Read the data, and whenever a line holds the word "JSON", report that line.
Top of Records supplied
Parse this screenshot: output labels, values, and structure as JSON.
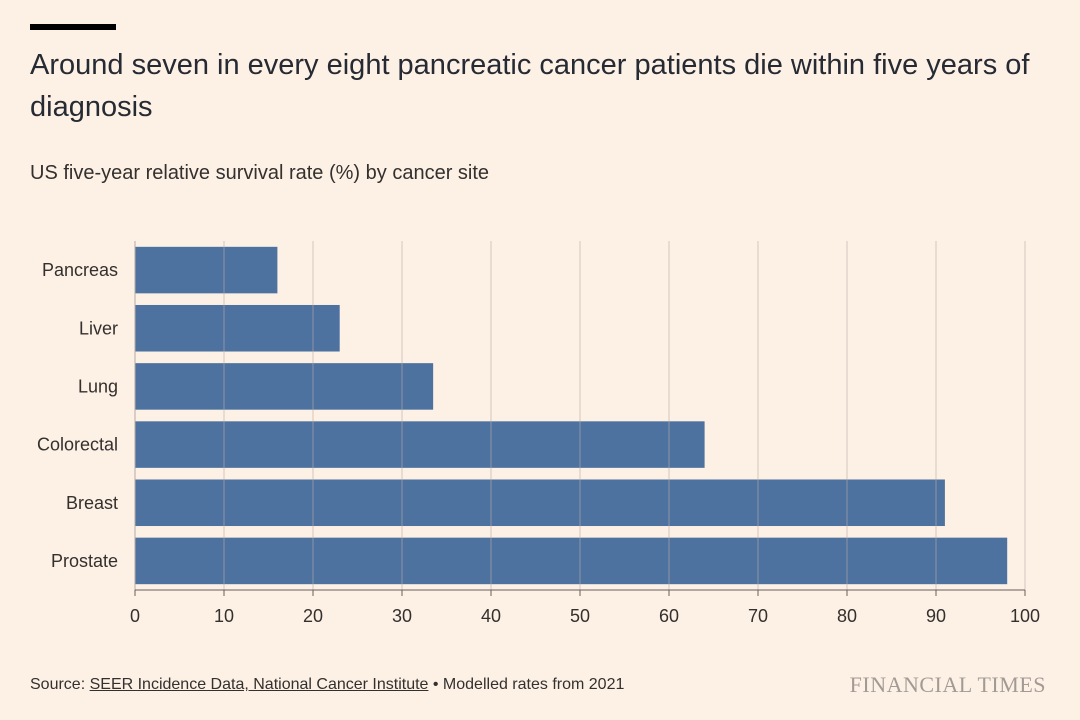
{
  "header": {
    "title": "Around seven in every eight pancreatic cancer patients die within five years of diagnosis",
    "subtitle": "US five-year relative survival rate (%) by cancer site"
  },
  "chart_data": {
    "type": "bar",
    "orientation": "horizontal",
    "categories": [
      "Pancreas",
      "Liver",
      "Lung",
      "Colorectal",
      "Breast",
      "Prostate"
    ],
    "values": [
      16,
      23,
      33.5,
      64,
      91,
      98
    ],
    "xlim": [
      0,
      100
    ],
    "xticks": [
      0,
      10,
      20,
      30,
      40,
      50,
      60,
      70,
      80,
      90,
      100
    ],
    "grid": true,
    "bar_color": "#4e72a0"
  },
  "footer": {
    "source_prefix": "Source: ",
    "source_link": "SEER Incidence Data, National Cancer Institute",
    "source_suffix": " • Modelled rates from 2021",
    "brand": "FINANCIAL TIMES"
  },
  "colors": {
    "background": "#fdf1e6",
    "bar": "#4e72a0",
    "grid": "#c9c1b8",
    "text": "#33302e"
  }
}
Bottom of Records supplied
Top of Records supplied
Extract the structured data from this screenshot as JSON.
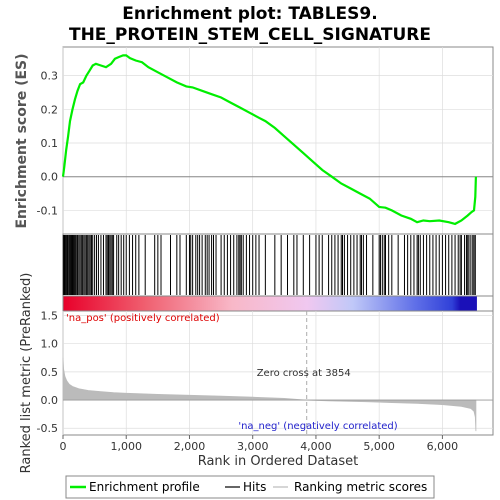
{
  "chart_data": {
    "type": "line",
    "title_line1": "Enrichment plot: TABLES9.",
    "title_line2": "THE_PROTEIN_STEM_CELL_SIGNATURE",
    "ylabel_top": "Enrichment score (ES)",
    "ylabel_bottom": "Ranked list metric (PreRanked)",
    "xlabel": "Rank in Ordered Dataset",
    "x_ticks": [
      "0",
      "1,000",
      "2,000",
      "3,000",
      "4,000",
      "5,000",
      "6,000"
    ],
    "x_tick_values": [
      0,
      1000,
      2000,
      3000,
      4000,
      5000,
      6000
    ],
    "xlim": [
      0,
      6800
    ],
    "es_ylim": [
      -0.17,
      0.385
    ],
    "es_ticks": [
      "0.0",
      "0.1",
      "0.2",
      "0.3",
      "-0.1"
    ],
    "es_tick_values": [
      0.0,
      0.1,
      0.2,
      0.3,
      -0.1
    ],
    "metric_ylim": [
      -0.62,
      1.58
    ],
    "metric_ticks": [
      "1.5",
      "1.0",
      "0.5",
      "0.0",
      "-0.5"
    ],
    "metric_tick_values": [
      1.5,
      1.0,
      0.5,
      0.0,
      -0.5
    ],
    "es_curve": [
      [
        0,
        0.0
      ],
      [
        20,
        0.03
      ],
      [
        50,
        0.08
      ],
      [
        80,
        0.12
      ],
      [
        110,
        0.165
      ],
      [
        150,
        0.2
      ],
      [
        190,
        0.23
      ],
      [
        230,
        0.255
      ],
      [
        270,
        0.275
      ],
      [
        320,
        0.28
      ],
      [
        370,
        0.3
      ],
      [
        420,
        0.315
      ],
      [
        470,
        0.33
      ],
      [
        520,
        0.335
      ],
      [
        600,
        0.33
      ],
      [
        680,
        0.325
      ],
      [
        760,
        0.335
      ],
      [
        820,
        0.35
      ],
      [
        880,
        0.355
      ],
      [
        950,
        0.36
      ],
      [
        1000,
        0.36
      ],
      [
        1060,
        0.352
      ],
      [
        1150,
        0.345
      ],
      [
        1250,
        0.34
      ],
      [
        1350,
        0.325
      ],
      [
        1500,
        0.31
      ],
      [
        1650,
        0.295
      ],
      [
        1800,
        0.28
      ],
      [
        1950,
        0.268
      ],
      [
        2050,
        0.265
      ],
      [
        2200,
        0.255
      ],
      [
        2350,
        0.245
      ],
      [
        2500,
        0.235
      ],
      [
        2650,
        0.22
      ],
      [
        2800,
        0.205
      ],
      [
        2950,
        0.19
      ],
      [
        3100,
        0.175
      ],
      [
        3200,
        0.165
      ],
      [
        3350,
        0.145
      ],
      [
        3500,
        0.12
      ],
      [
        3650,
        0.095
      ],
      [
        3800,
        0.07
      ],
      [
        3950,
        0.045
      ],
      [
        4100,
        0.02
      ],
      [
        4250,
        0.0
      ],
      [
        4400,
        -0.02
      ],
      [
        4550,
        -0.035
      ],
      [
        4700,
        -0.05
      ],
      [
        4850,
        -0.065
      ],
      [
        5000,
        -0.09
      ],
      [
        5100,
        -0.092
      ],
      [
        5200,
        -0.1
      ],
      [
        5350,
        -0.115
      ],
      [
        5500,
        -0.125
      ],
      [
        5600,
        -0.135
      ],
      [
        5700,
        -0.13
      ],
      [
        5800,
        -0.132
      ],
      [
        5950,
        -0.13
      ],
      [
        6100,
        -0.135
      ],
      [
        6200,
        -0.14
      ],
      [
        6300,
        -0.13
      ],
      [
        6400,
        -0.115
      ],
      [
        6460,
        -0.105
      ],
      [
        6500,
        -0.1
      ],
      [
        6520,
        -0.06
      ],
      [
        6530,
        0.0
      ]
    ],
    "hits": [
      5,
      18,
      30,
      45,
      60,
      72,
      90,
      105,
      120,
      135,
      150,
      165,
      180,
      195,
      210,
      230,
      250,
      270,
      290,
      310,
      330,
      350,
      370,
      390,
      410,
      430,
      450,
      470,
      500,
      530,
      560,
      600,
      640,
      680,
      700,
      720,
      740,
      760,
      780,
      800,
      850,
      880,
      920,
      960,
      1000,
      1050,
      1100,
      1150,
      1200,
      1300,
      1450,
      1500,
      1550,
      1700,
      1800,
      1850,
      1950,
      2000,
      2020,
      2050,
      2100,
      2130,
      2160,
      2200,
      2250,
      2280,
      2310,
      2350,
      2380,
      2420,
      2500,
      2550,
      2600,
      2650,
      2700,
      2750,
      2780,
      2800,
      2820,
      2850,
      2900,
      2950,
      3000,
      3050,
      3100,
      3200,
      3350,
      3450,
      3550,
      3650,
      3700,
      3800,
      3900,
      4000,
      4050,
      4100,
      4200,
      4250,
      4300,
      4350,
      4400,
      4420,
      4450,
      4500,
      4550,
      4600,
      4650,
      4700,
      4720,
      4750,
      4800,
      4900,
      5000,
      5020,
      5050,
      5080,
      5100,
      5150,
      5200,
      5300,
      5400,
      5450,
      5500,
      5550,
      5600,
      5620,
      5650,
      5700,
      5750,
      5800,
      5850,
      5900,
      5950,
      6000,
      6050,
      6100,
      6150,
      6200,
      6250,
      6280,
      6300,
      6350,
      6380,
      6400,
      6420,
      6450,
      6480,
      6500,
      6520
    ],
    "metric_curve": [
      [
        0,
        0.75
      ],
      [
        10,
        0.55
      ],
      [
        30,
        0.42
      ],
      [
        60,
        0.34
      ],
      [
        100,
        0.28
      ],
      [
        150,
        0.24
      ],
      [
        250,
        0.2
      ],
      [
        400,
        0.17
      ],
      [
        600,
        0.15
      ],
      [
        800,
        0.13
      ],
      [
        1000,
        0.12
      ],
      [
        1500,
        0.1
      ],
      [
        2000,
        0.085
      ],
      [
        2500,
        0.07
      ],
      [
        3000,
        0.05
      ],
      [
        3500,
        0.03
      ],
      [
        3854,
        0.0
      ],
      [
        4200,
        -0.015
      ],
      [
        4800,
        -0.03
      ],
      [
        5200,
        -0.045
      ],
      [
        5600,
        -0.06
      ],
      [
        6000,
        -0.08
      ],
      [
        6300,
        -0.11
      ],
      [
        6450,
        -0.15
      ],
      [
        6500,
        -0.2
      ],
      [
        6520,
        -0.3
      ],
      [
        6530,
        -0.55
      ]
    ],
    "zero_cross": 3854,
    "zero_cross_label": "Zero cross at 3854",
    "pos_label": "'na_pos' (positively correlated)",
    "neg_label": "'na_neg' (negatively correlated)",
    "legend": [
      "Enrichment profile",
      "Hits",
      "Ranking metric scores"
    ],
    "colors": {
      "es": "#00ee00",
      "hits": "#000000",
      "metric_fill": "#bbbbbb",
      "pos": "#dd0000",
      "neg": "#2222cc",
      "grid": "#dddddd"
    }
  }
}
Bottom of Records supplied
▸ **Response to this exercise**
Parse this screenshot: output labels, values, and structure as JSON.
Extract the structured data from this screenshot as JSON.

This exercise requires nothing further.